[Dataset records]
* * * * * * * * *
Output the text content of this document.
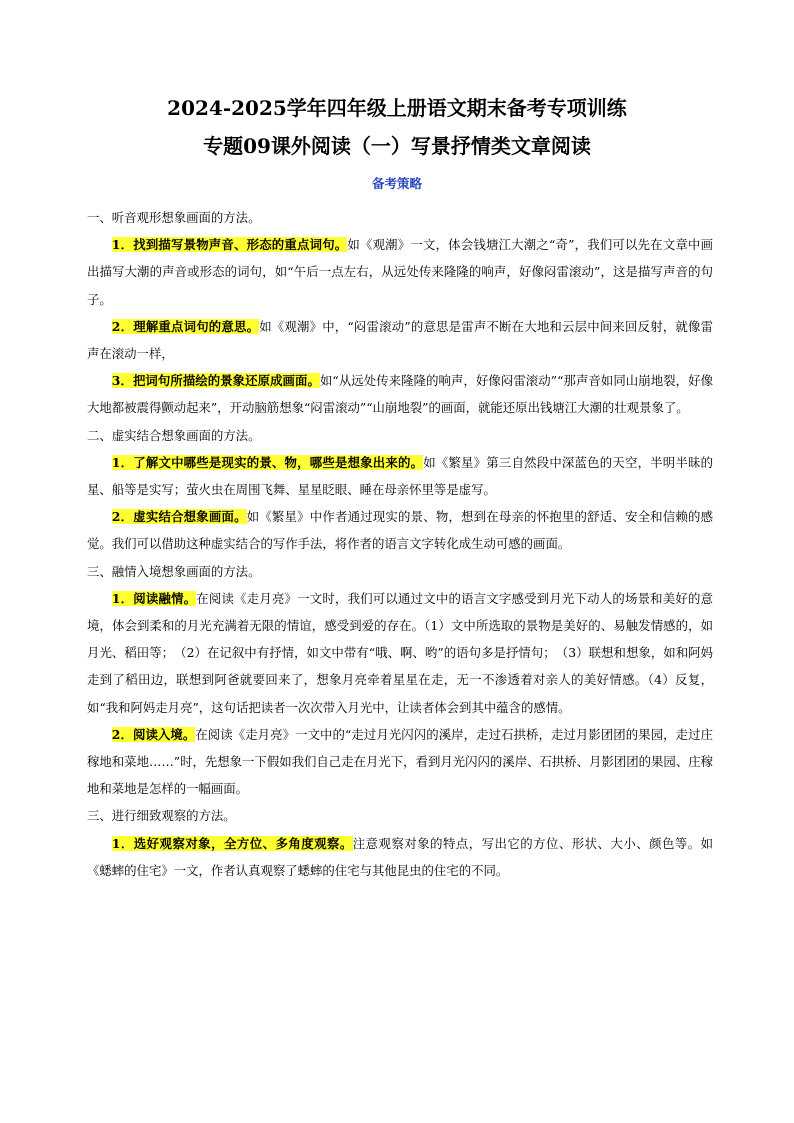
2024-2025学年四年级上册语文期末备考专项训练
专题09课外阅读（一）写景抒情类文章阅读
备考策略

一、听音观形想象画面的方法。

1．找到描写景物声音、形态的重点词句。如《观潮》一文，体会钱塘江大潮之“奇”，我们可以先在文章中画出描写大潮的声音或形态的词句，如“午后一点左右，从远处传来隆隆的响声，好像闷雷滚动”，这是描写声音的句子。

2．理解重点词句的意思。如《观潮》中，“闷雷滚动”的意思是雷声不断在大地和云层中间来回反射，就像雷声在滚动一样，

3．把词句所描绘的景象还原成画面。如“从远处传来隆隆的响声，好像闷雷滚动”“那声音如同山崩地裂，好像大地都被震得颤动起来”，开动脑筋想象“闷雷滚动”“山崩地裂”的画面，就能还原出钱塘江大潮的壮观景象了。

二、虚实结合想象画面的方法。

1．了解文中哪些是现实的景、物，哪些是想象出来的。如《繁星》第三自然段中深蓝色的天空，半明半昧的星、船等是实写；萤火虫在周围飞舞、星星眨眼、睡在母亲怀里等是虚写。

2．虚实结合想象画面。如《繁星》中作者通过现实的景、物，想到在母亲的怀抱里的舒适、安全和信赖的感觉。我们可以借助这种虚实结合的写作手法，将作者的语言文字转化成生动可感的画面。

三、融情入境想象画面的方法。

1．阅读融情。在阅读《走月亮》一文时，我们可以通过文中的语言文字感受到月光下动人的场景和美好的意境，体会到柔和的月光充满着无限的情谊，感受到爱的存在。（1）文中所选取的景物是美好的、易触发情感的，如月光、稻田等；　（2）在记叙中有抒情，如文中带有“哦、啊、哟”的语句多是抒情句；　（3）联想和想象，如和阿妈走到了稻田边，联想到阿爸就要回来了，想象月亮牵着星星在走，无一不渗透着对亲人的美好情感。（4）反复，如“我和阿妈走月亮”，这句话把读者一次次带入月光中，让读者体会到其中蕴含的感情。

2．阅读入境。在阅读《走月亮》一文中的“走过月光闪闪的溪岸，走过石拱桥，走过月影团团的果园，走过庄稼地和菜地……”时，先想象一下假如我们自己走在月光下，看到月光闪闪的溪岸、石拱桥、月影团团的果园、庄稼地和菜地是怎样的一幅画面。

三、进行细致观察的方法。

1．选好观察对象，全方位、多角度观察。注意观察对象的特点，写出它的方位、形状、大小、颜色等。如《蟋蟀的住宅》一文，作者认真观察了蟋蟀的住宅与其他昆虫的住宅的不同。
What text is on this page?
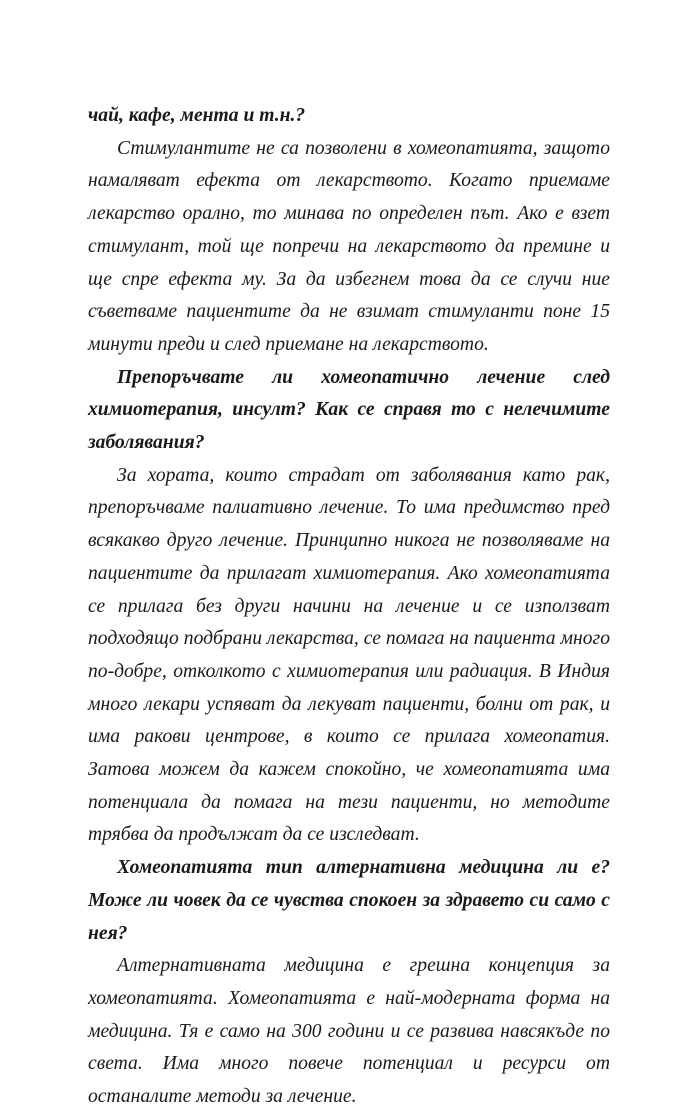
чай, кафе, мента и т.н.?

Стимулантите не са позволени в хомеопатията, защото намаляват ефекта от лекарството. Когато приемаме лекарство орално, то минава по определен път. Ако е взет стимулант, той ще попречи на лекарството да премине и ще спре ефекта му. За да избегнем това да се случи ние съветваме пациентите да не взимат стимуланти поне 15 минути преди и след приемане на лекарството.

Препоръчвате ли хомеопатично лечение след химиотерапия, инсулт? Как се справя то с нелечимите заболявания?

За хората, които страдат от заболявания като рак, препоръчваме палиативно лечение. То има предимство пред всякакво друго лечение. Принципно никога не позволяваме на пациентите да прилагат химиотерапия. Ако хомеопатията се прилага без други начини на лечение и се използват подходящо подбрани лекарства, се помага на пациента много по-добре, отколкото с химиотерапия или радиация. В Индия много лекари успяват да лекуват пациенти, болни от рак, и има ракови центрове, в които се прилага хомеопатия. Затова можем да кажем спокойно, че хомеопатията има потенциала да помага на тези пациенти, но методите трябва да продължат да се изследват.

Хомеопатията тип алтернативна медицина ли е? Може ли човек да се чувства спокоен за здравето си само с нея?

Алтернативната медицина е грешна концепция за хомеопатията. Хомеопатията е най-модерната форма на медицина. Тя е само на 300 години и се развива навсякъде по света. Има много повече потенциал и ресурси от останалите методи за лечение.
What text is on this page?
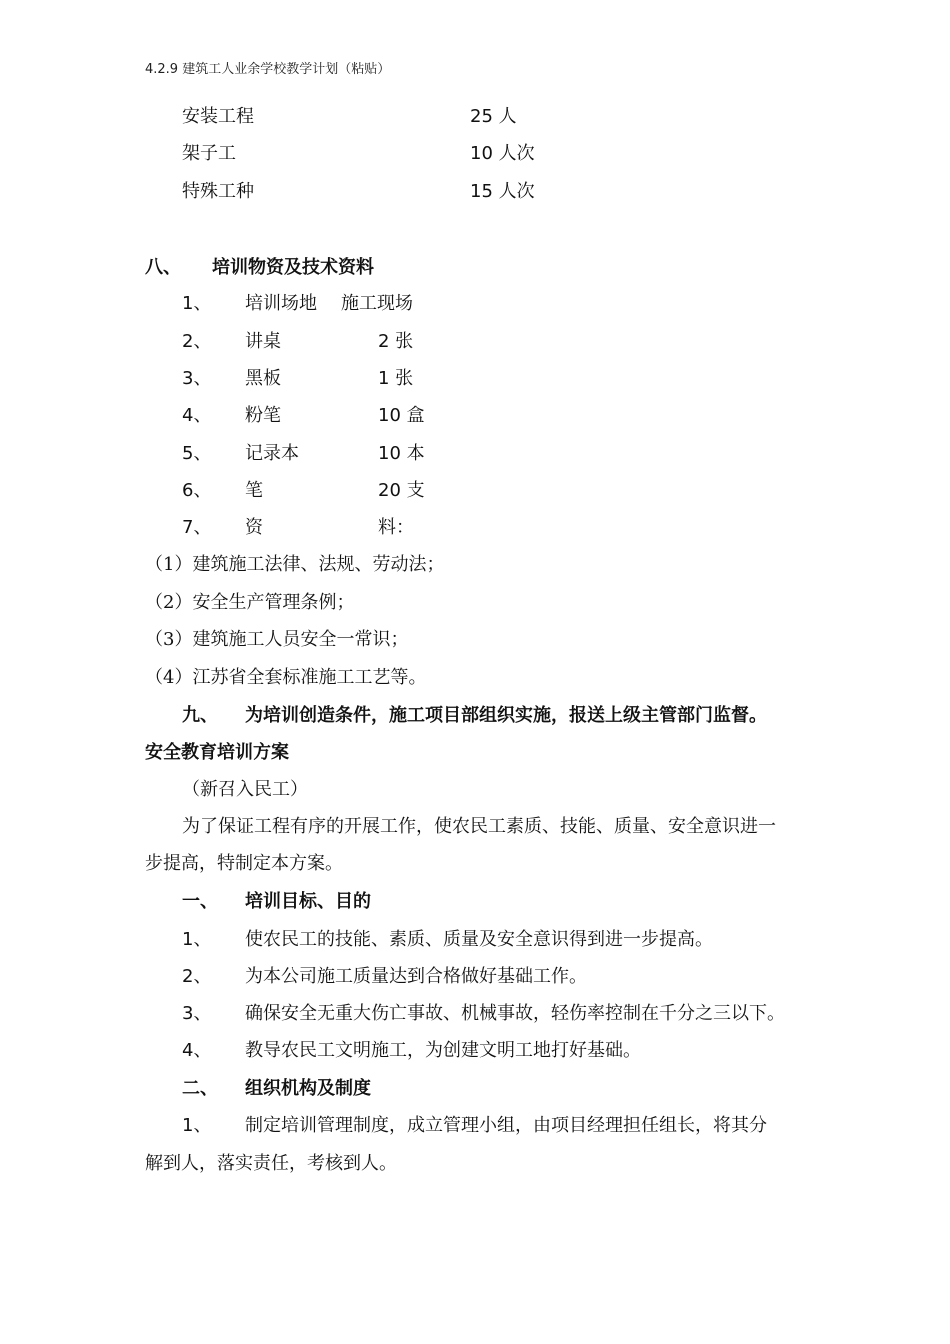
4.2.9 建筑工人业余学校教学计划（粘贴）
安装工程	25 人
架子工	10 人次
特殊工种	15 人次
八、 培训物资及技术资料
1、 培训场地 施工现场
2、 讲桌	2 张
3、 黑板	1 张
4、 粉笔	10 盒
5、 记录本	10 本
6、 笔	20 支
7、 资	料：
（1）建筑施工法律、法规、劳动法；
（2）安全生产管理条例；
（3）建筑施工人员安全一常识；
（4）江苏省全套标准施工工艺等。
九、 为培训创造条件，施工项目部组织实施，报送上级主管部门监督。
安全教育培训方案
（新召入民工）
为了保证工程有序的开展工作，使农民工素质、技能、质量、安全意识进一
步提高，特制定本方案。
一、 培训目标、目的
1、 使农民工的技能、素质、质量及安全意识得到进一步提高。
2、 为本公司施工质量达到合格做好基础工作。
3、 确保安全无重大伤亡事故、机械事故，轻伤率控制在千分之三以下。
4、 教导农民工文明施工，为创建文明工地打好基础。
二、 组织机构及制度
1、 制定培训管理制度，成立管理小组，由项目经理担任组长，将其分
解到人，落实责任，考核到人。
* * * * * * * * *
Look for lines containing the string "从远处传来隆隆的响声" and copy them all.

> TASK OUTPUT
1．找到描写景物声音、形态的重点词句。如《观潮》一文，体会钱塘江大潮之“奇”，我们可以先在文章中画出描写大潮的声音或形态的词句，如“午后一点左右，从远处传来隆隆的响声，好像闷雷滚动”，这是描写声音的句子。
3．把词句所描绘的景象还原成画面。如“从远处传来隆隆的响声，好像闷雷滚动”“那声音如同山崩地裂，好像大地都被震得颤动起来”，开动脑筋想象“闷雷滚动”“山崩地裂”的画面，就能还原出钱塘江大潮的壮观景象了。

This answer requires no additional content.